▸ Material for this task:

┌────────

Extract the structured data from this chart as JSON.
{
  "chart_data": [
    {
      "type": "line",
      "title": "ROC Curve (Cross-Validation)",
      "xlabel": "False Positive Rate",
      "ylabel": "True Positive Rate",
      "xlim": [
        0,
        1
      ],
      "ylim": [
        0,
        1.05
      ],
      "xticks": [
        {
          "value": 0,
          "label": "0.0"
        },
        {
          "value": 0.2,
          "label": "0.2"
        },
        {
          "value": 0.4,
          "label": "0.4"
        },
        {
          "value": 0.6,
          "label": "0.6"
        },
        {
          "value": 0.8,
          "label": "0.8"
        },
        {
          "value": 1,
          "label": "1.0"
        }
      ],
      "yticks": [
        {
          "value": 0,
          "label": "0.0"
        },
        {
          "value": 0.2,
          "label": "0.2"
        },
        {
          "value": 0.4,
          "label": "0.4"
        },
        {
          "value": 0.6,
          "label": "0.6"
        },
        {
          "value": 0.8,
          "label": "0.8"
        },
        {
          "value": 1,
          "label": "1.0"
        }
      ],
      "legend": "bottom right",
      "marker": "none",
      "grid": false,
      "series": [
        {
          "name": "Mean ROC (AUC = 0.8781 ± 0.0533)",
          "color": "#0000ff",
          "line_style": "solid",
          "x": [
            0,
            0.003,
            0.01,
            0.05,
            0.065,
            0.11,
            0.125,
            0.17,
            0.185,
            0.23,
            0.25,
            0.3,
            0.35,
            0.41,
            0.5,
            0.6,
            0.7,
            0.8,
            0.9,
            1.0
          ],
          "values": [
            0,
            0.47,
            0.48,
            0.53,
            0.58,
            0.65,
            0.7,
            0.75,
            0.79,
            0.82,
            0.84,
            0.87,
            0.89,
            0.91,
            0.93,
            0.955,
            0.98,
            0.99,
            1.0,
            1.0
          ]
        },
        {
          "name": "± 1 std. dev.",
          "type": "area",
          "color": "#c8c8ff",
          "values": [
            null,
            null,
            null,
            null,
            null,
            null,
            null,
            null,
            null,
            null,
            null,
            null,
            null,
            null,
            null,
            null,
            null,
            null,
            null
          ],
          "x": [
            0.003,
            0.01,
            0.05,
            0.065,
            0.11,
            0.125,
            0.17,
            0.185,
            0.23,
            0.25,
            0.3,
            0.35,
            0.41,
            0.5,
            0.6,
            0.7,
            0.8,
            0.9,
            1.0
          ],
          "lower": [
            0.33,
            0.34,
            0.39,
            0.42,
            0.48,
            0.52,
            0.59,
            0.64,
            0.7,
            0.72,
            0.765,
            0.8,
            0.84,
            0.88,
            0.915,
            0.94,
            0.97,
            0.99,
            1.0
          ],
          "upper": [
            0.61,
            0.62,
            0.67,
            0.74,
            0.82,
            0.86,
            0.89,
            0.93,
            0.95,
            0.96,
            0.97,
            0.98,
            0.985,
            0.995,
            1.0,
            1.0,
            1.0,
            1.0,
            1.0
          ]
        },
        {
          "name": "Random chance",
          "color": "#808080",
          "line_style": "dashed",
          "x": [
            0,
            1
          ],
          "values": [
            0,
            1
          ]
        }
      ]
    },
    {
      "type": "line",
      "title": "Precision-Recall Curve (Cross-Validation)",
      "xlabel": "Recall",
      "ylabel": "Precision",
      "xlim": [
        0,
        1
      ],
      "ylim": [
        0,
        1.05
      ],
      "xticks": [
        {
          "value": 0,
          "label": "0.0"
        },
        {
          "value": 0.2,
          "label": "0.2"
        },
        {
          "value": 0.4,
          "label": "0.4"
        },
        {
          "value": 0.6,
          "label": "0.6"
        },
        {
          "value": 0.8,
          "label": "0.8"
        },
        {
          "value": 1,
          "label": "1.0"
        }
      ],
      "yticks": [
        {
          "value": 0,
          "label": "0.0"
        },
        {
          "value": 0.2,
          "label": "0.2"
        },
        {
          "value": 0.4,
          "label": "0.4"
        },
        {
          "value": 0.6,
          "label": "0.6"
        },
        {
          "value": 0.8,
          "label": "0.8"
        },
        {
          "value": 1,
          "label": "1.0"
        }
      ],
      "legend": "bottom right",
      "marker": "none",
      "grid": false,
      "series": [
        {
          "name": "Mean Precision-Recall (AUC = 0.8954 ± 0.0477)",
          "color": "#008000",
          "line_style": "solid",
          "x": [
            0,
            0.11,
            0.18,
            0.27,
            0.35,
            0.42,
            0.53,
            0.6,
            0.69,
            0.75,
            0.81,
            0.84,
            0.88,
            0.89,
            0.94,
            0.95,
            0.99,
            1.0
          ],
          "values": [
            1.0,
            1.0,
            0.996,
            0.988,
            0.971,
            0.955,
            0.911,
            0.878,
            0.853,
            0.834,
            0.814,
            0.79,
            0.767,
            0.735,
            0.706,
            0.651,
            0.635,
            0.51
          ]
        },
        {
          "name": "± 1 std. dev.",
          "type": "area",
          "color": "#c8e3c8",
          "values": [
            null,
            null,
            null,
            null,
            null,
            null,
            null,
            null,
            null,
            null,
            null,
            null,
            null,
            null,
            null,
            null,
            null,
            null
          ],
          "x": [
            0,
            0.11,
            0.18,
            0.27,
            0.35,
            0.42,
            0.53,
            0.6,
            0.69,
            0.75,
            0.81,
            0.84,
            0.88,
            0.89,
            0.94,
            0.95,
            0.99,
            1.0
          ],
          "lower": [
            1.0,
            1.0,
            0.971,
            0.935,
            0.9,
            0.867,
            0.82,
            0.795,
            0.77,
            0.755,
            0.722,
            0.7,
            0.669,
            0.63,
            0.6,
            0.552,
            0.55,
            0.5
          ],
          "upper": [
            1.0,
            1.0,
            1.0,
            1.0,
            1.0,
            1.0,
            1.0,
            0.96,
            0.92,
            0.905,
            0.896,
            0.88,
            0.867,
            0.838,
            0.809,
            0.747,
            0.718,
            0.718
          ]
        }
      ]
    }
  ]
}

└────────

▸ Stated goal:
Please repeat the material above, word for word and in full.

▸ Reply to the task:
Extract the structured data from this chart as JSON.
{
  "chart_data": [
    {
      "type": "line",
      "title": "ROC Curve (Cross-Validation)",
      "xlabel": "False Positive Rate",
      "ylabel": "True Positive Rate",
      "xlim": [
        0,
        1
      ],
      "ylim": [
        0,
        1.05
      ],
      "xticks": [
        {
          "value": 0,
          "label": "0.0"
        },
        {
          "value": 0.2,
          "label": "0.2"
        },
        {
          "value": 0.4,
          "label": "0.4"
        },
        {
          "value": 0.6,
          "label": "0.6"
        },
        {
          "value": 0.8,
          "label": "0.8"
        },
        {
          "value": 1,
          "label": "1.0"
        }
      ],
      "yticks": [
        {
          "value": 0,
          "label": "0.0"
        },
        {
          "value": 0.2,
          "label": "0.2"
        },
        {
          "value": 0.4,
          "label": "0.4"
        },
        {
          "value": 0.6,
          "label": "0.6"
        },
        {
          "value": 0.8,
          "label": "0.8"
        },
        {
          "value": 1,
          "label": "1.0"
        }
      ],
      "legend": "bottom right",
      "marker": "none",
      "grid": false,
      "series": [
        {
          "name": "Mean ROC (AUC = 0.8781 ± 0.0533)",
          "color": "#0000ff",
          "line_style": "solid",
          "x": [
            0,
            0.003,
            0.01,
            0.05,
            0.065,
            0.11,
            0.125,
            0.17,
            0.185,
            0.23,
            0.25,
            0.3,
            0.35,
            0.41,
            0.5,
            0.6,
            0.7,
            0.8,
            0.9,
            1.0
          ],
          "values": [
            0,
            0.47,
            0.48,
            0.53,
            0.58,
            0.65,
            0.7,
            0.75,
            0.79,
            0.82,
            0.84,
            0.87,
            0.89,
            0.91,
            0.93,
            0.955,
            0.98,
            0.99,
            1.0,
            1.0
          ]
        },
        {
          "name": "± 1 std. dev.",
          "type": "area",
          "color": "#c8c8ff",
          "values": [
            null,
            null,
            null,
            null,
            null,
            null,
            null,
            null,
            null,
            null,
            null,
            null,
            null,
            null,
            null,
            null,
            null,
            null,
            null
          ],
          "x": [
            0.003,
            0.01,
            0.05,
            0.065,
            0.11,
            0.125,
            0.17,
            0.185,
            0.23,
            0.25,
            0.3,
            0.35,
            0.41,
            0.5,
            0.6,
            0.7,
            0.8,
            0.9,
            1.0
          ],
          "lower": [
            0.33,
            0.34,
            0.39,
            0.42,
            0.48,
            0.52,
            0.59,
            0.64,
            0.7,
            0.72,
            0.765,
            0.8,
            0.84,
            0.88,
            0.915,
            0.94,
            0.97,
            0.99,
            1.0
          ],
          "upper": [
            0.61,
            0.62,
            0.67,
            0.74,
            0.82,
            0.86,
            0.89,
            0.93,
            0.95,
            0.96,
            0.97,
            0.98,
            0.985,
            0.995,
            1.0,
            1.0,
            1.0,
            1.0,
            1.0
          ]
        },
        {
          "name": "Random chance",
          "color": "#808080",
          "line_style": "dashed",
          "x": [
            0,
            1
          ],
          "values": [
            0,
            1
          ]
        }
      ]
    },
    {
      "type": "line",
      "title": "Precision-Recall Curve (Cross-Validation)",
      "xlabel": "Recall",
      "ylabel": "Precision",
      "xlim": [
        0,
        1
      ],
      "ylim": [
        0,
        1.05
      ],
      "xticks": [
        {
          "value": 0,
          "label": "0.0"
        },
        {
          "value": 0.2,
          "label": "0.2"
        },
        {
          "value": 0.4,
          "label": "0.4"
        },
        {
          "value": 0.6,
          "label": "0.6"
        },
        {
          "value": 0.8,
          "label": "0.8"
        },
        {
          "value": 1,
          "label": "1.0"
        }
      ],
      "yticks": [
        {
          "value": 0,
          "label": "0.0"
        },
        {
          "value": 0.2,
          "label": "0.2"
        },
        {
          "value": 0.4,
          "label": "0.4"
        },
        {
          "value": 0.6,
          "label": "0.6"
        },
        {
          "value": 0.8,
          "label": "0.8"
        },
        {
          "value": 1,
          "label": "1.0"
        }
      ],
      "legend": "bottom right",
      "marker": "none",
      "grid": false,
      "series": [
        {
          "name": "Mean Precision-Recall (AUC = 0.8954 ± 0.0477)",
          "color": "#008000",
          "line_style": "solid",
          "x": [
            0,
            0.11,
            0.18,
            0.27,
            0.35,
            0.42,
            0.53,
            0.6,
            0.69,
            0.75,
            0.81,
            0.84,
            0.88,
            0.89,
            0.94,
            0.95,
            0.99,
            1.0
          ],
          "values": [
            1.0,
            1.0,
            0.996,
            0.988,
            0.971,
            0.955,
            0.911,
            0.878,
            0.853,
            0.834,
            0.814,
            0.79,
            0.767,
            0.735,
            0.706,
            0.651,
            0.635,
            0.51
          ]
        },
        {
          "name": "± 1 std. dev.",
          "type": "area",
          "color": "#c8e3c8",
          "values": [
            null,
            null,
            null,
            null,
            null,
            null,
            null,
            null,
            null,
            null,
            null,
            null,
            null,
            null,
            null,
            null,
            null,
            null
          ],
          "x": [
            0,
            0.11,
            0.18,
            0.27,
            0.35,
            0.42,
            0.53,
            0.6,
            0.69,
            0.75,
            0.81,
            0.84,
            0.88,
            0.89,
            0.94,
            0.95,
            0.99,
            1.0
          ],
          "lower": [
            1.0,
            1.0,
            0.971,
            0.935,
            0.9,
            0.867,
            0.82,
            0.795,
            0.77,
            0.755,
            0.722,
            0.7,
            0.669,
            0.63,
            0.6,
            0.552,
            0.55,
            0.5
          ],
          "upper": [
            1.0,
            1.0,
            1.0,
            1.0,
            1.0,
            1.0,
            1.0,
            0.96,
            0.92,
            0.905,
            0.896,
            0.88,
            0.867,
            0.838,
            0.809,
            0.747,
            0.718,
            0.718
          ]
        }
      ]
    }
  ]
}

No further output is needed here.